(begin)
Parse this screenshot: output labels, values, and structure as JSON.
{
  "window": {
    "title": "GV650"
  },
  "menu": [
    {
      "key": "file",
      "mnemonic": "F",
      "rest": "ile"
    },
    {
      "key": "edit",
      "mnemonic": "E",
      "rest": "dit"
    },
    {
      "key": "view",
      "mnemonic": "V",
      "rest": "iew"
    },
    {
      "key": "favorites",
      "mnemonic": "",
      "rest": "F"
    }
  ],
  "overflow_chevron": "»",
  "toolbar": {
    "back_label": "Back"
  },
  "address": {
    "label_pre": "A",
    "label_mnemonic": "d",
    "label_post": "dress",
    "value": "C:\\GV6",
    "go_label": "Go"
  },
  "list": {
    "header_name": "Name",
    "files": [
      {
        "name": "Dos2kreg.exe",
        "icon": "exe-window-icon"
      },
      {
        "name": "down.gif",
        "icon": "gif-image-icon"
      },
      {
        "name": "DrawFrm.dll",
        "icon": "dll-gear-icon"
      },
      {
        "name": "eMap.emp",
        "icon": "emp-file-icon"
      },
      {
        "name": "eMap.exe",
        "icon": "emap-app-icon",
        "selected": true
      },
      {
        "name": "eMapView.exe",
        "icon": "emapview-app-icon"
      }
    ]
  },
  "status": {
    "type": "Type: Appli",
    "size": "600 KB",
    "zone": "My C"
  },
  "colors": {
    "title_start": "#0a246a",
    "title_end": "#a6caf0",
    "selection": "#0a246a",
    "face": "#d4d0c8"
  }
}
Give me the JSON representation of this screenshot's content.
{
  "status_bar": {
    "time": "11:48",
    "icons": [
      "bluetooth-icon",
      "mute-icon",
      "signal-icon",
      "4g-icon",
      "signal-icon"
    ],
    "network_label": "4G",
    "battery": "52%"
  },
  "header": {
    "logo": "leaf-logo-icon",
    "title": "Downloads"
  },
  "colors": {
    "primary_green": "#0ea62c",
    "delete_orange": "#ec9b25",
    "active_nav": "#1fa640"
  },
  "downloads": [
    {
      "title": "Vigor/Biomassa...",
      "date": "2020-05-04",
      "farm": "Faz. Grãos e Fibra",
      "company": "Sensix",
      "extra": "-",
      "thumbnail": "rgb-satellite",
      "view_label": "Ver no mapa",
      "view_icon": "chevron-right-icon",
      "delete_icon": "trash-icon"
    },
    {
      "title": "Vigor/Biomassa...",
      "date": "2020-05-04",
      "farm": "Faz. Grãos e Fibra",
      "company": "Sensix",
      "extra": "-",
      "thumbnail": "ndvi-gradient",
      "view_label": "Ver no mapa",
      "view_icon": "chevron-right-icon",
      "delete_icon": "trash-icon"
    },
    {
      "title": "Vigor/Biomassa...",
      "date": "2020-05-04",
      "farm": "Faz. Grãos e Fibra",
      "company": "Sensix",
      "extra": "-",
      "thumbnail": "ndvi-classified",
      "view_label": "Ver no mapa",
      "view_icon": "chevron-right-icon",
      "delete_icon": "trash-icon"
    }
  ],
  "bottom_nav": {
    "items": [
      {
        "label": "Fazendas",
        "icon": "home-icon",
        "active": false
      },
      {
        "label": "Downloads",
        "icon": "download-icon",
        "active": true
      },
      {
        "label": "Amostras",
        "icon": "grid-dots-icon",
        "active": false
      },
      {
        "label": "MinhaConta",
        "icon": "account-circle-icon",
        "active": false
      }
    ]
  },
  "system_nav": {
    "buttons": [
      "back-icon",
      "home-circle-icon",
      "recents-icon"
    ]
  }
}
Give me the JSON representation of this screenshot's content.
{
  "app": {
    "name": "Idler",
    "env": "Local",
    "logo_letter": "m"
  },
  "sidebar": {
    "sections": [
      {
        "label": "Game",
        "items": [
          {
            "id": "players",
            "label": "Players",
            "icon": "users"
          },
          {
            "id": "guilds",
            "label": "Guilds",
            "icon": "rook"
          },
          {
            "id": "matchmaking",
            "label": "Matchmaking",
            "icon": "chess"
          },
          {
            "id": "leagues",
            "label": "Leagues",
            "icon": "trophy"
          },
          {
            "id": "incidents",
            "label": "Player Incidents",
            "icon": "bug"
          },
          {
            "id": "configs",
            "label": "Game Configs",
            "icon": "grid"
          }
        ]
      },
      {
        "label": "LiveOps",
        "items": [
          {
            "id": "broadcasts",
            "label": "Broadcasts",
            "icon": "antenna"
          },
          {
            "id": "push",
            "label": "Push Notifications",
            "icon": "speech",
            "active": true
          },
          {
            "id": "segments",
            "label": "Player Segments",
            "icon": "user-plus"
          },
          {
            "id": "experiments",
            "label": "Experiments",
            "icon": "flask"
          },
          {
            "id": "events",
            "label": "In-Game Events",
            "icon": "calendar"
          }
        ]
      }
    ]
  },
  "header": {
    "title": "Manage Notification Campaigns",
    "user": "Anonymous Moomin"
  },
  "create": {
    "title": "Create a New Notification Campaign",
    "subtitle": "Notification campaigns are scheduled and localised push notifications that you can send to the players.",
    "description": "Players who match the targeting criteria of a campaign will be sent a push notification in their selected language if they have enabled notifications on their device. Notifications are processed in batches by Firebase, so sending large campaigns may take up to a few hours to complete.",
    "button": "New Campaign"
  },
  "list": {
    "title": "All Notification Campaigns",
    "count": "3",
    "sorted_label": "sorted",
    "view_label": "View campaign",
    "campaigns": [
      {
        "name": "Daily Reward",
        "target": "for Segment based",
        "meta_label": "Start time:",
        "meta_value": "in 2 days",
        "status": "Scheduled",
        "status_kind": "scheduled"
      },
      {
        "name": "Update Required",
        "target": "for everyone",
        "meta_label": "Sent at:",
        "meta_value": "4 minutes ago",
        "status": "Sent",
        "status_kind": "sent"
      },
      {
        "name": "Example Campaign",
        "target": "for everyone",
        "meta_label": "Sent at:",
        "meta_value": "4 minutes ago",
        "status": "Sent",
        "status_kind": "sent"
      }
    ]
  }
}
(end)
▸ **Request**
Make an exact copy of every entry.

▸ **Result of the exercise**
Parse this screenshot: output labels, values, and structure as JSON.
{
  "window": {
    "title": "GV650"
  },
  "menu": [
    {
      "key": "file",
      "mnemonic": "F",
      "rest": "ile"
    },
    {
      "key": "edit",
      "mnemonic": "E",
      "rest": "dit"
    },
    {
      "key": "view",
      "mnemonic": "V",
      "rest": "iew"
    },
    {
      "key": "favorites",
      "mnemonic": "",
      "rest": "F"
    }
  ],
  "overflow_chevron": "»",
  "toolbar": {
    "back_label": "Back"
  },
  "address": {
    "label_pre": "A",
    "label_mnemonic": "d",
    "label_post": "dress",
    "value": "C:\\GV6",
    "go_label": "Go"
  },
  "list": {
    "header_name": "Name",
    "files": [
      {
        "name": "Dos2kreg.exe",
        "icon": "exe-window-icon"
      },
      {
        "name": "down.gif",
        "icon": "gif-image-icon"
      },
      {
        "name": "DrawFrm.dll",
        "icon": "dll-gear-icon"
      },
      {
        "name": "eMap.emp",
        "icon": "emp-file-icon"
      },
      {
        "name": "eMap.exe",
        "icon": "emap-app-icon",
        "selected": true
      },
      {
        "name": "eMapView.exe",
        "icon": "emapview-app-icon"
      }
    ]
  },
  "status": {
    "type": "Type: Appli",
    "size": "600 KB",
    "zone": "My C"
  },
  "colors": {
    "title_start": "#0a246a",
    "title_end": "#a6caf0",
    "selection": "#0a246a",
    "face": "#d4d0c8"
  }
}
Give me the JSON representation of this screenshot's content.
{
  "status_bar": {
    "time": "11:48",
    "icons": [
      "bluetooth-icon",
      "mute-icon",
      "signal-icon",
      "4g-icon",
      "signal-icon"
    ],
    "network_label": "4G",
    "battery": "52%"
  },
  "header": {
    "logo": "leaf-logo-icon",
    "title": "Downloads"
  },
  "colors": {
    "primary_green": "#0ea62c",
    "delete_orange": "#ec9b25",
    "active_nav": "#1fa640"
  },
  "downloads": [
    {
      "title": "Vigor/Biomassa...",
      "date": "2020-05-04",
      "farm": "Faz. Grãos e Fibra",
      "company": "Sensix",
      "extra": "-",
      "thumbnail": "rgb-satellite",
      "view_label": "Ver no mapa",
      "view_icon": "chevron-right-icon",
      "delete_icon": "trash-icon"
    },
    {
      "title": "Vigor/Biomassa...",
      "date": "2020-05-04",
      "farm": "Faz. Grãos e Fibra",
      "company": "Sensix",
      "extra": "-",
      "thumbnail": "ndvi-gradient",
      "view_label": "Ver no mapa",
      "view_icon": "chevron-right-icon",
      "delete_icon": "trash-icon"
    },
    {
      "title": "Vigor/Biomassa...",
      "date": "2020-05-04",
      "farm": "Faz. Grãos e Fibra",
      "company": "Sensix",
      "extra": "-",
      "thumbnail": "ndvi-classified",
      "view_label": "Ver no mapa",
      "view_icon": "chevron-right-icon",
      "delete_icon": "trash-icon"
    }
  ],
  "bottom_nav": {
    "items": [
      {
        "label": "Fazendas",
        "icon": "home-icon",
        "active": false
      },
      {
        "label": "Downloads",
        "icon": "download-icon",
        "active": true
      },
      {
        "label": "Amostras",
        "icon": "grid-dots-icon",
        "active": false
      },
      {
        "label": "MinhaConta",
        "icon": "account-circle-icon",
        "active": false
      }
    ]
  },
  "system_nav": {
    "buttons": [
      "back-icon",
      "home-circle-icon",
      "recents-icon"
    ]
  }
}
Give me the JSON representation of this screenshot's content.
{
  "app": {
    "name": "Idler",
    "env": "Local",
    "logo_letter": "m"
  },
  "sidebar": {
    "sections": [
      {
        "label": "Game",
        "items": [
          {
            "id": "players",
            "label": "Players",
            "icon": "users"
          },
          {
            "id": "guilds",
            "label": "Guilds",
            "icon": "rook"
          },
          {
            "id": "matchmaking",
            "label": "Matchmaking",
            "icon": "chess"
          },
          {
            "id": "leagues",
            "label": "Leagues",
            "icon": "trophy"
          },
          {
            "id": "incidents",
            "label": "Player Incidents",
            "icon": "bug"
          },
          {
            "id": "configs",
            "label": "Game Configs",
            "icon": "grid"
          }
        ]
      },
      {
        "label": "LiveOps",
        "items": [
          {
            "id": "broadcasts",
            "label": "Broadcasts",
            "icon": "antenna"
          },
          {
            "id": "push",
            "label": "Push Notifications",
            "icon": "speech",
            "active": true
          },
          {
            "id": "segments",
            "label": "Player Segments",
            "icon": "user-plus"
          },
          {
            "id": "experiments",
            "label": "Experiments",
            "icon": "flask"
          },
          {
            "id": "events",
            "label": "In-Game Events",
            "icon": "calendar"
          }
        ]
      }
    ]
  },
  "header": {
    "title": "Manage Notification Campaigns",
    "user": "Anonymous Moomin"
  },
  "create": {
    "title": "Create a New Notification Campaign",
    "subtitle": "Notification campaigns are scheduled and localised push notifications that you can send to the players.",
    "description": "Players who match the targeting criteria of a campaign will be sent a push notification in their selected language if they have enabled notifications on their device. Notifications are processed in batches by Firebase, so sending large campaigns may take up to a few hours to complete.",
    "button": "New Campaign"
  },
  "list": {
    "title": "All Notification Campaigns",
    "count": "3",
    "sorted_label": "sorted",
    "view_label": "View campaign",
    "campaigns": [
      {
        "name": "Daily Reward",
        "target": "for Segment based",
        "meta_label": "Start time:",
        "meta_value": "in 2 days",
        "status": "Scheduled",
        "status_kind": "scheduled"
      },
      {
        "name": "Update Required",
        "target": "for everyone",
        "meta_label": "Sent at:",
        "meta_value": "4 minutes ago",
        "status": "Sent",
        "status_kind": "sent"
      },
      {
        "name": "Example Campaign",
        "target": "for everyone",
        "meta_label": "Sent at:",
        "meta_value": "4 minutes ago",
        "status": "Sent",
        "status_kind": "sent"
      }
    ]
  }
}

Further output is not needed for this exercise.